[WHAT TO PRODUCE] Pick out every line with the word "target" and copy it.

[DATASET CONTENT]
***

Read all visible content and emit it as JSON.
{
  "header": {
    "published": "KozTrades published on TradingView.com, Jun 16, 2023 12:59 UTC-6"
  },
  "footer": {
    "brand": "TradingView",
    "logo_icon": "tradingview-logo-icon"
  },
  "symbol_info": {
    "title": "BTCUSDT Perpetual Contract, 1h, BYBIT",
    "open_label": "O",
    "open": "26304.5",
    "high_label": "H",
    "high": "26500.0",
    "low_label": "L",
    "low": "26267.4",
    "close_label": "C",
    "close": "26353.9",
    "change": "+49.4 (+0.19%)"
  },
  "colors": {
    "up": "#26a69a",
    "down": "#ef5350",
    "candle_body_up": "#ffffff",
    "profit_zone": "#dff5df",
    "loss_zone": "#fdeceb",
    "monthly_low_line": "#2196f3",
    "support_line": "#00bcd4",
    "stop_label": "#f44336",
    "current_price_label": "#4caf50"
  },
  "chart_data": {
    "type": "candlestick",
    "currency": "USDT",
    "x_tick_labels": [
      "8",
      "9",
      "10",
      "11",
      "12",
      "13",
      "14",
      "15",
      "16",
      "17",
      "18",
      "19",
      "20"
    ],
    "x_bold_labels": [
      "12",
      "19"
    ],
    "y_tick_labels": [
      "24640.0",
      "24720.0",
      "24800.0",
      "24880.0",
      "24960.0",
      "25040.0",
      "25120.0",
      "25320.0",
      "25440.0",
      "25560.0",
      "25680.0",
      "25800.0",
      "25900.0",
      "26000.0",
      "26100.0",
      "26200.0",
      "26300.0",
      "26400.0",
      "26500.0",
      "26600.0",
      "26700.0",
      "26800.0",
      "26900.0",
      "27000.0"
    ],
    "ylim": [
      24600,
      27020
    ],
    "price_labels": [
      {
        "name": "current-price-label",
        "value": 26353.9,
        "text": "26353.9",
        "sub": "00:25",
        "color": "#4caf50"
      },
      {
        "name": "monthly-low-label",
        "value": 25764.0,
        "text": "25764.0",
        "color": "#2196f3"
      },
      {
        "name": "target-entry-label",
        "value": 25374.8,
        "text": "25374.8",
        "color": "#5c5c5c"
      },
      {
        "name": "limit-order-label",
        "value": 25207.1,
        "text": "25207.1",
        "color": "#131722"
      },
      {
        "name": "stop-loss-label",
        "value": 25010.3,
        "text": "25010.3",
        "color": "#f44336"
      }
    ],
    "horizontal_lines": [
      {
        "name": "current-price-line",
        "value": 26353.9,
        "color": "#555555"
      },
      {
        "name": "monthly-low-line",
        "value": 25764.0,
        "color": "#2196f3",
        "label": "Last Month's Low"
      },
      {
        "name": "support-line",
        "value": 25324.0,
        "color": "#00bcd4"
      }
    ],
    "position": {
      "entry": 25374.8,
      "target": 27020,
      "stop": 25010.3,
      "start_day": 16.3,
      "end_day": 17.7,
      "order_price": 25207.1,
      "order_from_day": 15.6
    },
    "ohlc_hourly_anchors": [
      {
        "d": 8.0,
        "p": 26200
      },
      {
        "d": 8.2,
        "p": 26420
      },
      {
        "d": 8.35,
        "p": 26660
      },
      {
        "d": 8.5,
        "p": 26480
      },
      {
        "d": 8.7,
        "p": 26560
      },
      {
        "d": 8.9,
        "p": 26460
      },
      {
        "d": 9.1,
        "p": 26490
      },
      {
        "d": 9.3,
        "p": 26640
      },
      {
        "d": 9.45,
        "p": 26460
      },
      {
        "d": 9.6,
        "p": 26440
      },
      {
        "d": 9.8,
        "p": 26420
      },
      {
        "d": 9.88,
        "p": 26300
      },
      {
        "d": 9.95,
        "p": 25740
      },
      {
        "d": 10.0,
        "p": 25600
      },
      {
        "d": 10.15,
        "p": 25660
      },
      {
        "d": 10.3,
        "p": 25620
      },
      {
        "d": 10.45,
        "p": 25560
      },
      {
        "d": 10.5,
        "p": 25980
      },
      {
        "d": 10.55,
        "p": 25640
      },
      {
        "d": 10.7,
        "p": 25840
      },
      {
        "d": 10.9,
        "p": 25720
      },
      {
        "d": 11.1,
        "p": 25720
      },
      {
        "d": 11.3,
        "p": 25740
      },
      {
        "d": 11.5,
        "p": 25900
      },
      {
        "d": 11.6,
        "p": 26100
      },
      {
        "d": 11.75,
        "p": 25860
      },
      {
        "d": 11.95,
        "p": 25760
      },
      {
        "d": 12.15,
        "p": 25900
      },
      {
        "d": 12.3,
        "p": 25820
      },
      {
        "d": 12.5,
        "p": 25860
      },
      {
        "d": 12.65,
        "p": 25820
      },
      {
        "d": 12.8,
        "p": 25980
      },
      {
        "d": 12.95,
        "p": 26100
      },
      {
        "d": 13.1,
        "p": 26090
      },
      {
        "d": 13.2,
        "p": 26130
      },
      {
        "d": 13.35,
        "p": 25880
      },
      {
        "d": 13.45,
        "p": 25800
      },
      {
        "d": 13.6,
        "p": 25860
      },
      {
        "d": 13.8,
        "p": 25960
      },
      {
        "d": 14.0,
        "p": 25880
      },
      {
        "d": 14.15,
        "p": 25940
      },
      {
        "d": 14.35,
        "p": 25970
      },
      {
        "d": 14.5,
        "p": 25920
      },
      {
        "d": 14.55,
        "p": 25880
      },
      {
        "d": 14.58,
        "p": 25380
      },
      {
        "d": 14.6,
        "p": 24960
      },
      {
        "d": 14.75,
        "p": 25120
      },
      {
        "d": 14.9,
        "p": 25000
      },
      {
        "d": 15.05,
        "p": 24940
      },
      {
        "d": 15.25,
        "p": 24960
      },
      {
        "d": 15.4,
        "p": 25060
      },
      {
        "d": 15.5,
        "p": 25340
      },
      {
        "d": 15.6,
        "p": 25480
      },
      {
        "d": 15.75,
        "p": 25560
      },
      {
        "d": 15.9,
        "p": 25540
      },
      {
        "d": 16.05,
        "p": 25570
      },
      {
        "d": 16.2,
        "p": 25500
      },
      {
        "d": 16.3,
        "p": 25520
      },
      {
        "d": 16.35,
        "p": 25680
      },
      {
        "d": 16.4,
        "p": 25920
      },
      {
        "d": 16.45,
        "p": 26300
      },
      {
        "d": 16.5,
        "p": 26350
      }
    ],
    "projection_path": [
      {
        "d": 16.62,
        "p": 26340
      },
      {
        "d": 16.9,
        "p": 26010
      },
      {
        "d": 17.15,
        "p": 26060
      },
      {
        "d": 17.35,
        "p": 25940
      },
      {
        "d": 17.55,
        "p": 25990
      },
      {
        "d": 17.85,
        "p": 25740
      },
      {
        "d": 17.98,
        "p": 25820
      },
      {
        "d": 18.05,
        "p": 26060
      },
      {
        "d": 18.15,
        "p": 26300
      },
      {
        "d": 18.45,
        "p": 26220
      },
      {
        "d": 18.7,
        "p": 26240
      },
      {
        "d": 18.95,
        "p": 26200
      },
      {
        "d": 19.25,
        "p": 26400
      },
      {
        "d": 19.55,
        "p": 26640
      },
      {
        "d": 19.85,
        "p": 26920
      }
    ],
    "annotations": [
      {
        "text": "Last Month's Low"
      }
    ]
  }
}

***

[RESULT FOR THIS EXERCISE]
        "name": "target-entry-label",
      "target": 27020,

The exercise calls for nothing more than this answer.